Write out the whole listing word for word.

(Records about charts and figures)
------------------------------------

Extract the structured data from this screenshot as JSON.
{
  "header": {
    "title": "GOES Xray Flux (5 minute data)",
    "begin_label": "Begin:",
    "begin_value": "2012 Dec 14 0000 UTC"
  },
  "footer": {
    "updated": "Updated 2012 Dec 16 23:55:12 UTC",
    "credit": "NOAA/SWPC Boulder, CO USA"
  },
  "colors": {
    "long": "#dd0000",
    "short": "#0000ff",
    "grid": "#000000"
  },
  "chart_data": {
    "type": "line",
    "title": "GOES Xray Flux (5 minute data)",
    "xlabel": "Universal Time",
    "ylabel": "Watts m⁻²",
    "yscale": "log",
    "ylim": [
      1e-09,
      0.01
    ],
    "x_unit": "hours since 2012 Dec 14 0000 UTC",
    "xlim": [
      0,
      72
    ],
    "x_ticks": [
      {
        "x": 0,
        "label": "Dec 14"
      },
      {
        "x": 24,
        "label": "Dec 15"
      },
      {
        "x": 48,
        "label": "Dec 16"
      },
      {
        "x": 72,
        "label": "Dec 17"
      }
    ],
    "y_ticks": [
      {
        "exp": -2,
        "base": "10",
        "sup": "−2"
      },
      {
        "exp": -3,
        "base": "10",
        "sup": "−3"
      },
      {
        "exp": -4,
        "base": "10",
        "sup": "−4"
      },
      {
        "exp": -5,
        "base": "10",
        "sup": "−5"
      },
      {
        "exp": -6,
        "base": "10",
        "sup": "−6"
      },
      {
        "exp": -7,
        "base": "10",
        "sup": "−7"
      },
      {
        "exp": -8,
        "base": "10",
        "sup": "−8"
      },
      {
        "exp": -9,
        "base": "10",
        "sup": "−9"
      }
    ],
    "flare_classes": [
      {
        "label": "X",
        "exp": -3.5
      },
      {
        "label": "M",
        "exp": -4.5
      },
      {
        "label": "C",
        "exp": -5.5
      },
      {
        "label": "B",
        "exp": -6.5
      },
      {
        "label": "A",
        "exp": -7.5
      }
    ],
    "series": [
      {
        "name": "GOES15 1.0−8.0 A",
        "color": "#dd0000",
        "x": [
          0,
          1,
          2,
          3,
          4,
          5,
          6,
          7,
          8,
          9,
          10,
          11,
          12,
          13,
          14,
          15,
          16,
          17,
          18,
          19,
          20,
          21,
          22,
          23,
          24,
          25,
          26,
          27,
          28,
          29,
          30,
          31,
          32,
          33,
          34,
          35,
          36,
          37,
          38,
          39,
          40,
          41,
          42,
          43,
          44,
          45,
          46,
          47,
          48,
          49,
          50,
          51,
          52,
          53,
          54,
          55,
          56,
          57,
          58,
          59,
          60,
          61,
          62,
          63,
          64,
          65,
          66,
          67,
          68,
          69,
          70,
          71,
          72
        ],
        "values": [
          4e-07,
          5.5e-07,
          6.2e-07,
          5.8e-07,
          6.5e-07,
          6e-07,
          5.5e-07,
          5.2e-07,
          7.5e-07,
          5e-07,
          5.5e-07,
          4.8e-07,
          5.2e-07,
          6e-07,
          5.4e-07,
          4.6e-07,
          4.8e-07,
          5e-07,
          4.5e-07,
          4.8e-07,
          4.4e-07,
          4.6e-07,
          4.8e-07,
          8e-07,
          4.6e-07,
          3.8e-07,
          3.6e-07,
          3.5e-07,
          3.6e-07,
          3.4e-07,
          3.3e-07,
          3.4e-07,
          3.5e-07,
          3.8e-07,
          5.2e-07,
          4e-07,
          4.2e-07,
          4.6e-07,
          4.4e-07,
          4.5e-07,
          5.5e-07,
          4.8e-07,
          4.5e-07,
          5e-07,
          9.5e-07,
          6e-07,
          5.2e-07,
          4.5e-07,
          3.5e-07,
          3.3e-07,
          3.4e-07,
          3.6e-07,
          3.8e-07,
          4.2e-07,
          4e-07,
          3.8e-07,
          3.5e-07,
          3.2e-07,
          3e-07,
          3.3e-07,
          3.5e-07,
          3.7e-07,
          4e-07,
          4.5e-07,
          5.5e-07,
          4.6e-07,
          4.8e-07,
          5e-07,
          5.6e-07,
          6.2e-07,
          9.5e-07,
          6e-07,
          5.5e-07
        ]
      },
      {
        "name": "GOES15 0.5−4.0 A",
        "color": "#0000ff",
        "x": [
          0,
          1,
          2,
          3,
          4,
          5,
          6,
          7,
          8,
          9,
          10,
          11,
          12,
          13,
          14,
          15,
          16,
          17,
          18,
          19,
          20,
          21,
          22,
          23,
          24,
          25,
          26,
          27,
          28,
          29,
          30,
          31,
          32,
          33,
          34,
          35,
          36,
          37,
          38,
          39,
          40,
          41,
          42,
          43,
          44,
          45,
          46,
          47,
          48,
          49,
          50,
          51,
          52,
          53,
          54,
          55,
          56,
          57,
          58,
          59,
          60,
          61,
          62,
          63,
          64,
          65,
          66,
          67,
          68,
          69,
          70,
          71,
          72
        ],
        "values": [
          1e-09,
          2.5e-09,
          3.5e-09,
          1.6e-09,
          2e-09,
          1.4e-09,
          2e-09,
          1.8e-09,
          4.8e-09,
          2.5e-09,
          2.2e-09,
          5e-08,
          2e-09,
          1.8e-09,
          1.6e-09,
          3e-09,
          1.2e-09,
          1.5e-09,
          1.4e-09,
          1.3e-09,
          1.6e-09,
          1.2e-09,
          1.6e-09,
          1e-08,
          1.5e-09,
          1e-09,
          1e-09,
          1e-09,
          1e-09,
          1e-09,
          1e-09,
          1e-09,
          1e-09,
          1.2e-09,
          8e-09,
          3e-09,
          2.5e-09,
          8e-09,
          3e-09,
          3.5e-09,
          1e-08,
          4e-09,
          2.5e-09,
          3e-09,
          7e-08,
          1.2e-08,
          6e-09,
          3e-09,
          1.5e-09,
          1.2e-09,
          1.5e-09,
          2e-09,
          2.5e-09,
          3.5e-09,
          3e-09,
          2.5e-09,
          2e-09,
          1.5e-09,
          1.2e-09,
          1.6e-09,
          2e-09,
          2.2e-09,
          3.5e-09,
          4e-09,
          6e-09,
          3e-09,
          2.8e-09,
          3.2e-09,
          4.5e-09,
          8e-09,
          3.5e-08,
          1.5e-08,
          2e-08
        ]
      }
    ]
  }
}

------------------------------------

Exercise response:
Extract the structured data from this screenshot as JSON.
{
  "header": {
    "title": "GOES Xray Flux (5 minute data)",
    "begin_label": "Begin:",
    "begin_value": "2012 Dec 14 0000 UTC"
  },
  "footer": {
    "updated": "Updated 2012 Dec 16 23:55:12 UTC",
    "credit": "NOAA/SWPC Boulder, CO USA"
  },
  "colors": {
    "long": "#dd0000",
    "short": "#0000ff",
    "grid": "#000000"
  },
  "chart_data": {
    "type": "line",
    "title": "GOES Xray Flux (5 minute data)",
    "xlabel": "Universal Time",
    "ylabel": "Watts m⁻²",
    "yscale": "log",
    "ylim": [
      1e-09,
      0.01
    ],
    "x_unit": "hours since 2012 Dec 14 0000 UTC",
    "xlim": [
      0,
      72
    ],
    "x_ticks": [
      {
        "x": 0,
        "label": "Dec 14"
      },
      {
        "x": 24,
        "label": "Dec 15"
      },
      {
        "x": 48,
        "label": "Dec 16"
      },
      {
        "x": 72,
        "label": "Dec 17"
      }
    ],
    "y_ticks": [
      {
        "exp": -2,
        "base": "10",
        "sup": "−2"
      },
      {
        "exp": -3,
        "base": "10",
        "sup": "−3"
      },
      {
        "exp": -4,
        "base": "10",
        "sup": "−4"
      },
      {
        "exp": -5,
        "base": "10",
        "sup": "−5"
      },
      {
        "exp": -6,
        "base": "10",
        "sup": "−6"
      },
      {
        "exp": -7,
        "base": "10",
        "sup": "−7"
      },
      {
        "exp": -8,
        "base": "10",
        "sup": "−8"
      },
      {
        "exp": -9,
        "base": "10",
        "sup": "−9"
      }
    ],
    "flare_classes": [
      {
        "label": "X",
        "exp": -3.5
      },
      {
        "label": "M",
        "exp": -4.5
      },
      {
        "label": "C",
        "exp": -5.5
      },
      {
        "label": "B",
        "exp": -6.5
      },
      {
        "label": "A",
        "exp": -7.5
      }
    ],
    "series": [
      {
        "name": "GOES15 1.0−8.0 A",
        "color": "#dd0000",
        "x": [
          0,
          1,
          2,
          3,
          4,
          5,
          6,
          7,
          8,
          9,
          10,
          11,
          12,
          13,
          14,
          15,
          16,
          17,
          18,
          19,
          20,
          21,
          22,
          23,
          24,
          25,
          26,
          27,
          28,
          29,
          30,
          31,
          32,
          33,
          34,
          35,
          36,
          37,
          38,
          39,
          40,
          41,
          42,
          43,
          44,
          45,
          46,
          47,
          48,
          49,
          50,
          51,
          52,
          53,
          54,
          55,
          56,
          57,
          58,
          59,
          60,
          61,
          62,
          63,
          64,
          65,
          66,
          67,
          68,
          69,
          70,
          71,
          72
        ],
        "values": [
          4e-07,
          5.5e-07,
          6.2e-07,
          5.8e-07,
          6.5e-07,
          6e-07,
          5.5e-07,
          5.2e-07,
          7.5e-07,
          5e-07,
          5.5e-07,
          4.8e-07,
          5.2e-07,
          6e-07,
          5.4e-07,
          4.6e-07,
          4.8e-07,
          5e-07,
          4.5e-07,
          4.8e-07,
          4.4e-07,
          4.6e-07,
          4.8e-07,
          8e-07,
          4.6e-07,
          3.8e-07,
          3.6e-07,
          3.5e-07,
          3.6e-07,
          3.4e-07,
          3.3e-07,
          3.4e-07,
          3.5e-07,
          3.8e-07,
          5.2e-07,
          4e-07,
          4.2e-07,
          4.6e-07,
          4.4e-07,
          4.5e-07,
          5.5e-07,
          4.8e-07,
          4.5e-07,
          5e-07,
          9.5e-07,
          6e-07,
          5.2e-07,
          4.5e-07,
          3.5e-07,
          3.3e-07,
          3.4e-07,
          3.6e-07,
          3.8e-07,
          4.2e-07,
          4e-07,
          3.8e-07,
          3.5e-07,
          3.2e-07,
          3e-07,
          3.3e-07,
          3.5e-07,
          3.7e-07,
          4e-07,
          4.5e-07,
          5.5e-07,
          4.6e-07,
          4.8e-07,
          5e-07,
          5.6e-07,
          6.2e-07,
          9.5e-07,
          6e-07,
          5.5e-07
        ]
      },
      {
        "name": "GOES15 0.5−4.0 A",
        "color": "#0000ff",
        "x": [
          0,
          1,
          2,
          3,
          4,
          5,
          6,
          7,
          8,
          9,
          10,
          11,
          12,
          13,
          14,
          15,
          16,
          17,
          18,
          19,
          20,
          21,
          22,
          23,
          24,
          25,
          26,
          27,
          28,
          29,
          30,
          31,
          32,
          33,
          34,
          35,
          36,
          37,
          38,
          39,
          40,
          41,
          42,
          43,
          44,
          45,
          46,
          47,
          48,
          49,
          50,
          51,
          52,
          53,
          54,
          55,
          56,
          57,
          58,
          59,
          60,
          61,
          62,
          63,
          64,
          65,
          66,
          67,
          68,
          69,
          70,
          71,
          72
        ],
        "values": [
          1e-09,
          2.5e-09,
          3.5e-09,
          1.6e-09,
          2e-09,
          1.4e-09,
          2e-09,
          1.8e-09,
          4.8e-09,
          2.5e-09,
          2.2e-09,
          5e-08,
          2e-09,
          1.8e-09,
          1.6e-09,
          3e-09,
          1.2e-09,
          1.5e-09,
          1.4e-09,
          1.3e-09,
          1.6e-09,
          1.2e-09,
          1.6e-09,
          1e-08,
          1.5e-09,
          1e-09,
          1e-09,
          1e-09,
          1e-09,
          1e-09,
          1e-09,
          1e-09,
          1e-09,
          1.2e-09,
          8e-09,
          3e-09,
          2.5e-09,
          8e-09,
          3e-09,
          3.5e-09,
          1e-08,
          4e-09,
          2.5e-09,
          3e-09,
          7e-08,
          1.2e-08,
          6e-09,
          3e-09,
          1.5e-09,
          1.2e-09,
          1.5e-09,
          2e-09,
          2.5e-09,
          3.5e-09,
          3e-09,
          2.5e-09,
          2e-09,
          1.5e-09,
          1.2e-09,
          1.6e-09,
          2e-09,
          2.2e-09,
          3.5e-09,
          4e-09,
          6e-09,
          3e-09,
          2.8e-09,
          3.2e-09,
          4.5e-09,
          8e-09,
          3.5e-08,
          1.5e-08,
          2e-08
        ]
      }
    ]
  }
}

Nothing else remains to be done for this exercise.